### Problem to solve
Extract, from the listing that follows, each line containing the word "trend".

>> start Task data

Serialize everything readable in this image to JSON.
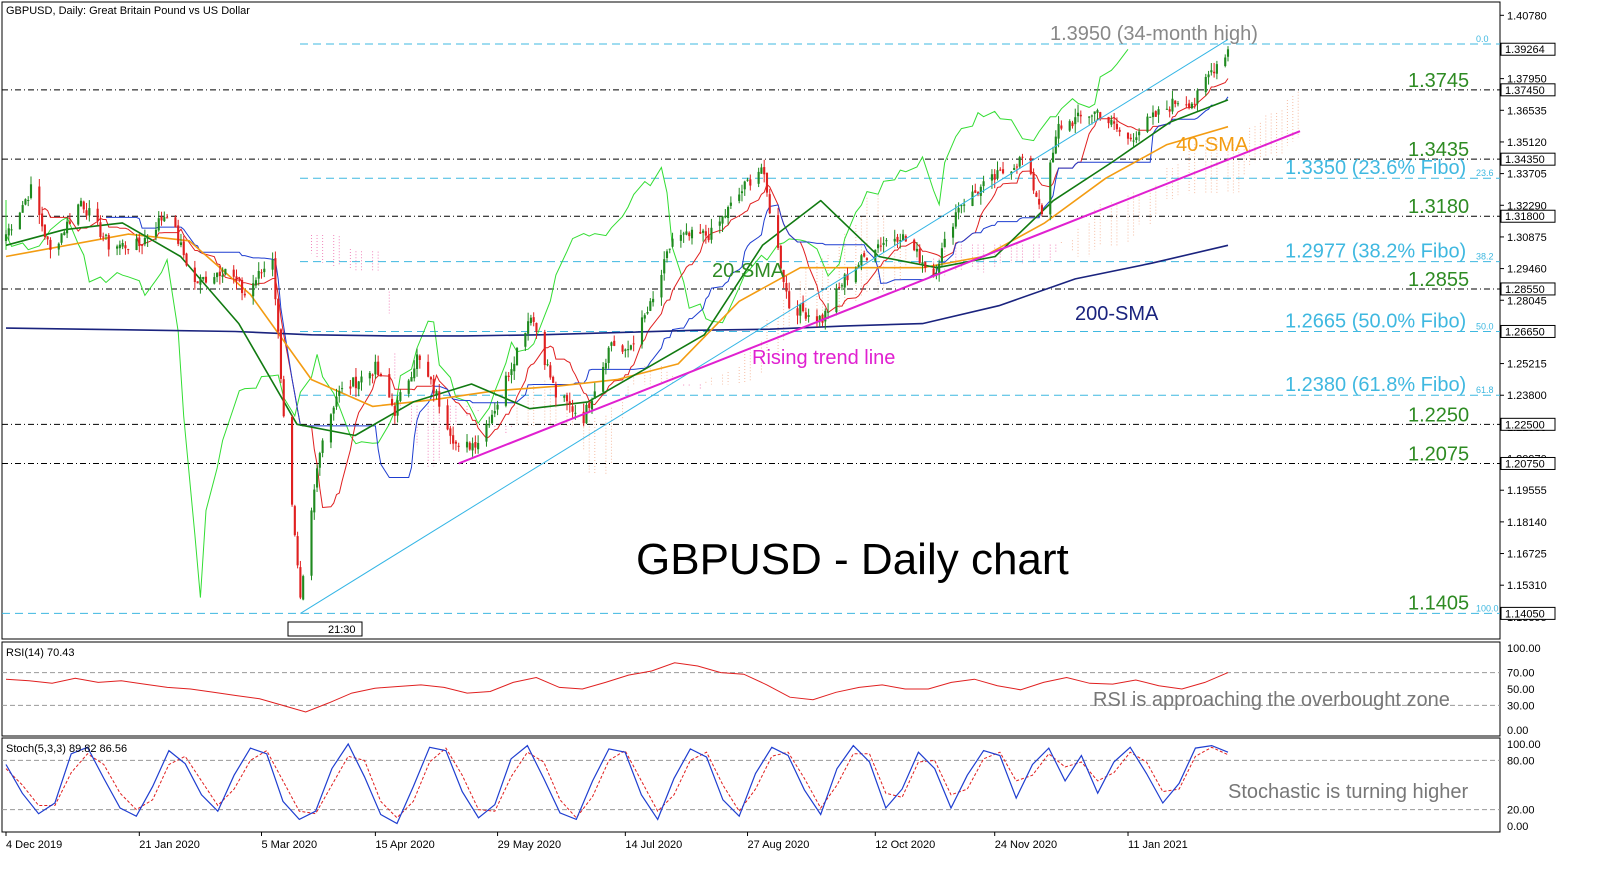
{
  "header": {
    "title": "GBPUSD, Daily:  Great Britain Pound vs US Dollar"
  },
  "colors": {
    "up_candle": "#1f8a1f",
    "down_candle": "#e02020",
    "sma20": "#117a11",
    "sma40": "#f39c12",
    "sma200": "#1a237e",
    "trend": "#e020d0",
    "channel": "#33b5e5",
    "fibo": "#3fb8e0",
    "support": "#000000",
    "chikou": "#33dd33",
    "tenkan": "#e02020",
    "kijun": "#1f3ed0",
    "cloud_bull": "#f5b89c",
    "cloud_bear": "#f07ab5",
    "rsi": "#e02020",
    "stoch_main": "#1f3ed0",
    "stoch_signal": "#e02020"
  },
  "chart_data": [
    {
      "type": "candlestick",
      "title": "GBPUSD - Daily chart",
      "ylim": [
        1.1295,
        1.4133
      ],
      "y_ticks": [
        "1.40780",
        "1.37950",
        "1.36535",
        "1.35120",
        "1.33705",
        "1.32290",
        "1.30875",
        "1.29460",
        "1.28045",
        "1.26630",
        "1.25215",
        "1.23800",
        "1.22385",
        "1.20970",
        "1.19555",
        "1.18140",
        "1.16725",
        "1.15310",
        "1.13895"
      ],
      "x_ticks": [
        "4 Dec 2019",
        "21 Jan 2020",
        "5 Mar 2020",
        "15 Apr 2020",
        "29 May 2020",
        "14 Jul 2020",
        "27 Aug 2020",
        "12 Oct 2020",
        "24 Nov 2020",
        "11 Jan 2021"
      ],
      "time_marker": "21:30",
      "ohlc_anchors": [
        {
          "date": "2019-12-04",
          "close": 1.31
        },
        {
          "date": "2019-12-13",
          "close": 1.33
        },
        {
          "date": "2019-12-20",
          "close": 1.302
        },
        {
          "date": "2019-12-31",
          "close": 1.325
        },
        {
          "date": "2020-01-10",
          "close": 1.305
        },
        {
          "date": "2020-01-21",
          "close": 1.305
        },
        {
          "date": "2020-01-31",
          "close": 1.32
        },
        {
          "date": "2020-02-10",
          "close": 1.288
        },
        {
          "date": "2020-02-21",
          "close": 1.295
        },
        {
          "date": "2020-02-28",
          "close": 1.283
        },
        {
          "date": "2020-03-09",
          "close": 1.3
        },
        {
          "date": "2020-03-13",
          "close": 1.23
        },
        {
          "date": "2020-03-19",
          "close": 1.145
        },
        {
          "date": "2020-03-26",
          "close": 1.215
        },
        {
          "date": "2020-04-01",
          "close": 1.238
        },
        {
          "date": "2020-04-09",
          "close": 1.245
        },
        {
          "date": "2020-04-15",
          "close": 1.25
        },
        {
          "date": "2020-04-22",
          "close": 1.231
        },
        {
          "date": "2020-04-30",
          "close": 1.255
        },
        {
          "date": "2020-05-07",
          "close": 1.238
        },
        {
          "date": "2020-05-15",
          "close": 1.213
        },
        {
          "date": "2020-05-22",
          "close": 1.218
        },
        {
          "date": "2020-05-29",
          "close": 1.235
        },
        {
          "date": "2020-06-10",
          "close": 1.275
        },
        {
          "date": "2020-06-19",
          "close": 1.238
        },
        {
          "date": "2020-06-29",
          "close": 1.228
        },
        {
          "date": "2020-07-09",
          "close": 1.262
        },
        {
          "date": "2020-07-14",
          "close": 1.256
        },
        {
          "date": "2020-07-24",
          "close": 1.28
        },
        {
          "date": "2020-07-31",
          "close": 1.308
        },
        {
          "date": "2020-08-14",
          "close": 1.31
        },
        {
          "date": "2020-08-27",
          "close": 1.333
        },
        {
          "date": "2020-09-01",
          "close": 1.34
        },
        {
          "date": "2020-09-11",
          "close": 1.278
        },
        {
          "date": "2020-09-23",
          "close": 1.272
        },
        {
          "date": "2020-10-01",
          "close": 1.29
        },
        {
          "date": "2020-10-12",
          "close": 1.305
        },
        {
          "date": "2020-10-21",
          "close": 1.31
        },
        {
          "date": "2020-11-02",
          "close": 1.292
        },
        {
          "date": "2020-11-11",
          "close": 1.323
        },
        {
          "date": "2020-11-24",
          "close": 1.335
        },
        {
          "date": "2020-12-04",
          "close": 1.344
        },
        {
          "date": "2020-12-11",
          "close": 1.321
        },
        {
          "date": "2020-12-17",
          "close": 1.358
        },
        {
          "date": "2020-12-31",
          "close": 1.365
        },
        {
          "date": "2021-01-11",
          "close": 1.352
        },
        {
          "date": "2021-01-18",
          "close": 1.36
        },
        {
          "date": "2021-01-29",
          "close": 1.37
        },
        {
          "date": "2021-02-04",
          "close": 1.369
        },
        {
          "date": "2021-02-10",
          "close": 1.383
        },
        {
          "date": "2021-02-16",
          "close": 1.3926
        }
      ],
      "sma20_anchors": [
        1.305,
        1.312,
        1.315,
        1.3,
        1.27,
        1.225,
        1.22,
        1.235,
        1.243,
        1.232,
        1.235,
        1.25,
        1.265,
        1.305,
        1.325,
        1.3,
        1.295,
        1.3,
        1.325,
        1.342,
        1.36,
        1.37
      ],
      "sma40_anchors": [
        1.3,
        1.305,
        1.31,
        1.307,
        1.283,
        1.245,
        1.233,
        1.236,
        1.24,
        1.242,
        1.245,
        1.252,
        1.28,
        1.295,
        1.295,
        1.295,
        1.3,
        1.315,
        1.335,
        1.35,
        1.358
      ],
      "sma200_anchors": [
        1.268,
        1.2675,
        1.267,
        1.2665,
        1.265,
        1.2645,
        1.2645,
        1.265,
        1.266,
        1.267,
        1.2675,
        1.269,
        1.27,
        1.278,
        1.29,
        1.297,
        1.305
      ],
      "levels": [
        {
          "label": "1.3745",
          "value": 1.3745,
          "kind": "support"
        },
        {
          "label": "1.3435",
          "value": 1.3435,
          "kind": "support"
        },
        {
          "label": "1.3180",
          "value": 1.318,
          "kind": "support"
        },
        {
          "label": "1.2855",
          "value": 1.2855,
          "kind": "support"
        },
        {
          "label": "1.2250",
          "value": 1.225,
          "kind": "support"
        },
        {
          "label": "1.2075",
          "value": 1.2075,
          "kind": "support"
        },
        {
          "label": "1.3950 (34-month high)",
          "value": 1.395,
          "kind": "fibo",
          "tag": "0.0"
        },
        {
          "label": "1.3350 (23.6% Fibo)",
          "value": 1.335,
          "kind": "fibo",
          "tag": "23.6"
        },
        {
          "label": "1.2977 (38.2% Fibo)",
          "value": 1.2977,
          "kind": "fibo",
          "tag": "38.2"
        },
        {
          "label": "1.2665 (50.0% Fibo)",
          "value": 1.2665,
          "kind": "fibo",
          "tag": "50.0"
        },
        {
          "label": "1.2380 (61.8% Fibo)",
          "value": 1.238,
          "kind": "fibo",
          "tag": "61.8"
        },
        {
          "label": "1.1405",
          "value": 1.1405,
          "kind": "fibo",
          "tag": "100.0"
        }
      ],
      "price_tags": [
        {
          "label": "1.39264",
          "value": 1.39264
        },
        {
          "label": "1.37450",
          "value": 1.3745
        },
        {
          "label": "1.34350",
          "value": 1.3435
        },
        {
          "label": "1.31800",
          "value": 1.318
        },
        {
          "label": "1.28550",
          "value": 1.2855
        },
        {
          "label": "1.26650",
          "value": 1.2665
        },
        {
          "label": "1.22500",
          "value": 1.225
        },
        {
          "label": "1.20750",
          "value": 1.2075
        },
        {
          "label": "1.14050",
          "value": 1.1405
        }
      ],
      "annotations": {
        "sma20": "20-SMA",
        "sma40": "40-SMA",
        "sma200": "200-SMA",
        "trend": "Rising trend line"
      }
    },
    {
      "type": "line",
      "title": "RSI(14) 70.43",
      "ylim": [
        0,
        100
      ],
      "y_ticks": [
        "100.00",
        "70.00",
        "50.00",
        "30.00",
        "0.00"
      ],
      "levels": [
        70,
        30
      ],
      "values": [
        62,
        60,
        57,
        63,
        58,
        60,
        56,
        52,
        50,
        46,
        42,
        38,
        30,
        22,
        33,
        45,
        51,
        53,
        55,
        52,
        45,
        47,
        58,
        64,
        52,
        50,
        58,
        67,
        72,
        82,
        78,
        70,
        68,
        55,
        40,
        37,
        46,
        52,
        55,
        50,
        50,
        58,
        62,
        54,
        49,
        58,
        64,
        57,
        56,
        61,
        54,
        50,
        58,
        70
      ],
      "annotation": "RSI is approaching the overbought zone"
    },
    {
      "type": "line",
      "title": "Stoch(5,3,3) 89.82 86.56",
      "ylim": [
        0,
        100
      ],
      "y_ticks": [
        "100.00",
        "80.00",
        "20.00",
        "0.00"
      ],
      "levels": [
        80,
        20
      ],
      "values": [
        75,
        40,
        15,
        28,
        88,
        96,
        58,
        22,
        12,
        48,
        92,
        76,
        38,
        18,
        62,
        95,
        88,
        30,
        8,
        18,
        70,
        100,
        60,
        14,
        3,
        48,
        96,
        92,
        42,
        10,
        26,
        82,
        98,
        58,
        16,
        8,
        55,
        94,
        90,
        38,
        8,
        58,
        94,
        84,
        32,
        12,
        64,
        96,
        86,
        44,
        14,
        70,
        98,
        78,
        22,
        45,
        90,
        70,
        22,
        62,
        92,
        86,
        34,
        75,
        95,
        55,
        86,
        40,
        78,
        96,
        64,
        28,
        52,
        95,
        98,
        90
      ],
      "signal_values": [
        70,
        50,
        25,
        25,
        65,
        88,
        75,
        40,
        20,
        32,
        75,
        85,
        55,
        25,
        45,
        80,
        92,
        55,
        18,
        15,
        50,
        85,
        80,
        30,
        10,
        30,
        78,
        95,
        62,
        20,
        18,
        60,
        90,
        78,
        32,
        10,
        36,
        80,
        92,
        55,
        18,
        38,
        80,
        90,
        50,
        18,
        45,
        85,
        90,
        58,
        22,
        50,
        88,
        88,
        40,
        35,
        78,
        80,
        38,
        45,
        82,
        90,
        55,
        62,
        88,
        72,
        78,
        55,
        65,
        90,
        78,
        42,
        45,
        85,
        96,
        87
      ],
      "annotation": "Stochastic is turning higher"
    }
  ]
}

>> end Task data

### Complete response
    "trend": "#e020d0",
        "trend": "Rising trend line"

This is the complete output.